### Task objective
Copy out each line of the data that holds the word "professionals".
-- START Record excerpts --
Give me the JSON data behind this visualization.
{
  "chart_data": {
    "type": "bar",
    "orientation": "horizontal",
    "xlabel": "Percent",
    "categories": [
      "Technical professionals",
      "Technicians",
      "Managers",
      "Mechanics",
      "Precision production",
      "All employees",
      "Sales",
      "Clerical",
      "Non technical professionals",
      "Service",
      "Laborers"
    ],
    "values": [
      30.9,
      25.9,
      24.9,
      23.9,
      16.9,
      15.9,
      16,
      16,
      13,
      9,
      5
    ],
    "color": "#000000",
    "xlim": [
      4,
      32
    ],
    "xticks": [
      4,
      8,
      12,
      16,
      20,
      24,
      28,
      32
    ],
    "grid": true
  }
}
-- END Record excerpts --
### Expected answer
      "Technical professionals",
      "Non technical professionals",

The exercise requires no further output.